= TASK TO COMPLETE =
Rewrite the records below, changing every "fraction-point" to "fraction-marker" and leaving everything else unchanged.

▼▼▼

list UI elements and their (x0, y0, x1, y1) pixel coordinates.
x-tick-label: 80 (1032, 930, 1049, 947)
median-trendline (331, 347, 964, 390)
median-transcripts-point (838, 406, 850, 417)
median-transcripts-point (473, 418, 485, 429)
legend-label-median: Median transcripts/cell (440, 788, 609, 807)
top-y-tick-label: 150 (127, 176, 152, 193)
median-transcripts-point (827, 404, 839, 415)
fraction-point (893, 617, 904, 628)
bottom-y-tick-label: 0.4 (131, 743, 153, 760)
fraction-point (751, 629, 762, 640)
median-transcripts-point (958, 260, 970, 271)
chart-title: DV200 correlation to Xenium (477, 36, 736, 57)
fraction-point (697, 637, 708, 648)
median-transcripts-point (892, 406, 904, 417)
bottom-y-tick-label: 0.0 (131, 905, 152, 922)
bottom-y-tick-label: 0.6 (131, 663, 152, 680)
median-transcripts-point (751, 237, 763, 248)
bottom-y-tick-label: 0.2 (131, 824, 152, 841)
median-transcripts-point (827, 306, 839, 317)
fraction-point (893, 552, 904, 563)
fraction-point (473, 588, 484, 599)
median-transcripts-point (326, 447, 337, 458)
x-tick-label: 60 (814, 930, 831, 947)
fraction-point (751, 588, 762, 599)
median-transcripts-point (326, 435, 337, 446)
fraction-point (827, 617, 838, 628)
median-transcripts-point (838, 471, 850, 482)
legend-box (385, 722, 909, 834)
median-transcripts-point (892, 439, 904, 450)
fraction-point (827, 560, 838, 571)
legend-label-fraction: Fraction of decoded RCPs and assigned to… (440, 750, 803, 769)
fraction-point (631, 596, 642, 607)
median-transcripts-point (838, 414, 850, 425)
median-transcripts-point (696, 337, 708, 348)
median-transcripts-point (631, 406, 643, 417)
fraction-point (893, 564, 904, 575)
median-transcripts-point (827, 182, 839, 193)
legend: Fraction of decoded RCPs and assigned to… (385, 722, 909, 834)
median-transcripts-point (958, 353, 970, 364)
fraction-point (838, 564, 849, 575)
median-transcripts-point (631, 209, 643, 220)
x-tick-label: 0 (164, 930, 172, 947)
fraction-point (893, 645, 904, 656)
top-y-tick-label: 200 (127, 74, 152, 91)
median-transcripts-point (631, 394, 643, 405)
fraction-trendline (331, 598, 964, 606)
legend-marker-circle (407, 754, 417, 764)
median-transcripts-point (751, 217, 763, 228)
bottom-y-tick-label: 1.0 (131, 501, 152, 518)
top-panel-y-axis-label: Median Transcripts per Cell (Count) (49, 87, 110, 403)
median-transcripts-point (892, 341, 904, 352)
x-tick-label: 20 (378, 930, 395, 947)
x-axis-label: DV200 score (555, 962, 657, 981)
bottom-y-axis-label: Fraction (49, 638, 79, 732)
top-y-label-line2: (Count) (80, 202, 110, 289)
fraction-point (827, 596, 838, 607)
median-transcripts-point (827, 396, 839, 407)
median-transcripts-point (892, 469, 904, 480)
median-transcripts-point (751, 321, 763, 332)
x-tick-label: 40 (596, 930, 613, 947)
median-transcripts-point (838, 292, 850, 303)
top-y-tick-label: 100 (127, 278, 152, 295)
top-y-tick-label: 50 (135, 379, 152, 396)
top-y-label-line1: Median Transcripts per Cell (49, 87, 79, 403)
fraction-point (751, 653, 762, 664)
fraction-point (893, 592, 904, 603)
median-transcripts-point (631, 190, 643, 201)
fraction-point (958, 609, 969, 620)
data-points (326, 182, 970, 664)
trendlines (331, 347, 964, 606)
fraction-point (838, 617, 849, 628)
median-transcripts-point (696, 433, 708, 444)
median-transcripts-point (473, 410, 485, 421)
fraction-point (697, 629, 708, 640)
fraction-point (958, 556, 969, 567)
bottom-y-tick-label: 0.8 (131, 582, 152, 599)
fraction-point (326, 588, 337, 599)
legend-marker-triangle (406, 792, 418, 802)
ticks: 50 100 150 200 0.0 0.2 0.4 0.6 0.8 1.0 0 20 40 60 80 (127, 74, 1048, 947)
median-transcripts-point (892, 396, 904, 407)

▲▲▲

= TASK RESULT =
list UI elements and their (x0, y0, x1, y1) pixel coordinates.
x-tick-label: 80 (1032, 930, 1049, 947)
median-trendline (331, 347, 964, 390)
median-transcripts-point (838, 406, 850, 417)
median-transcripts-point (473, 418, 485, 429)
legend-label-median: Median transcripts/cell (440, 788, 609, 807)
top-y-tick-label: 150 (127, 176, 152, 193)
median-transcripts-point (827, 404, 839, 415)
fraction-marker (893, 617, 904, 628)
bottom-y-tick-label: 0.4 (131, 743, 153, 760)
fraction-marker (751, 629, 762, 640)
median-transcripts-point (958, 260, 970, 271)
chart-title: DV200 correlation to Xenium (477, 36, 736, 57)
fraction-marker (697, 637, 708, 648)
median-transcripts-point (892, 406, 904, 417)
bottom-y-tick-label: 0.0 (131, 905, 152, 922)
bottom-y-tick-label: 0.6 (131, 663, 152, 680)
median-transcripts-point (751, 237, 763, 248)
bottom-y-tick-label: 0.2 (131, 824, 152, 841)
median-transcripts-point (827, 306, 839, 317)
fraction-marker (893, 552, 904, 563)
fraction-marker (473, 588, 484, 599)
median-transcripts-point (326, 447, 337, 458)
x-tick-label: 60 (814, 930, 831, 947)
fraction-marker (751, 588, 762, 599)
median-transcripts-point (326, 435, 337, 446)
fraction-marker (827, 617, 838, 628)
median-transcripts-point (838, 471, 850, 482)
legend-box (385, 722, 909, 834)
median-transcripts-point (892, 439, 904, 450)
fraction-marker (827, 560, 838, 571)
legend-label-fraction: Fraction of decoded RCPs and assigned to… (440, 750, 803, 769)
fraction-marker (631, 596, 642, 607)
median-transcripts-point (838, 414, 850, 425)
median-transcripts-point (696, 337, 708, 348)
median-transcripts-point (631, 406, 643, 417)
fraction-marker (893, 564, 904, 575)
median-transcripts-point (827, 182, 839, 193)
legend: Fraction of decoded RCPs and assigned to… (385, 722, 909, 834)
median-transcripts-point (958, 353, 970, 364)
fraction-marker (838, 564, 849, 575)
median-transcripts-point (631, 209, 643, 220)
x-tick-label: 0 (164, 930, 172, 947)
fraction-marker (893, 645, 904, 656)
top-y-tick-label: 200 (127, 74, 152, 91)
median-transcripts-point (631, 394, 643, 405)
fraction-trendline (331, 598, 964, 606)
legend-marker-circle (407, 754, 417, 764)
median-transcripts-point (751, 217, 763, 228)
bottom-y-tick-label: 1.0 (131, 501, 152, 518)
top-panel-y-axis-label: Median Transcripts per Cell (Count) (49, 87, 110, 403)
median-transcripts-point (892, 341, 904, 352)
x-tick-label: 20 (378, 930, 395, 947)
x-axis-label: DV200 score (555, 962, 657, 981)
bottom-y-axis-label: Fraction (49, 638, 79, 732)
top-y-label-line2: (Count) (80, 202, 110, 289)
fraction-marker (827, 596, 838, 607)
median-transcripts-point (827, 396, 839, 407)
median-transcripts-point (892, 469, 904, 480)
median-transcripts-point (751, 321, 763, 332)
x-tick-label: 40 (596, 930, 613, 947)
median-transcripts-point (838, 292, 850, 303)
top-y-tick-label: 100 (127, 278, 152, 295)
top-y-tick-label: 50 (135, 379, 152, 396)
top-y-label-line1: Median Transcripts per Cell (49, 87, 79, 403)
fraction-marker (751, 653, 762, 664)
fraction-marker (893, 592, 904, 603)
median-transcripts-point (631, 190, 643, 201)
fraction-marker (958, 609, 969, 620)
data-points (326, 182, 970, 664)
trendlines (331, 347, 964, 606)
fraction-marker (838, 617, 849, 628)
median-transcripts-point (696, 433, 708, 444)
median-transcripts-point (473, 410, 485, 421)
fraction-marker (697, 629, 708, 640)
fraction-marker (958, 556, 969, 567)
bottom-y-tick-label: 0.8 (131, 582, 152, 599)
fraction-marker (326, 588, 337, 599)
legend-marker-triangle (406, 792, 418, 802)
ticks: 50 100 150 200 0.0 0.2 0.4 0.6 0.8 1.0 0 20 40 60 80 (127, 74, 1048, 947)
median-transcripts-point (892, 396, 904, 407)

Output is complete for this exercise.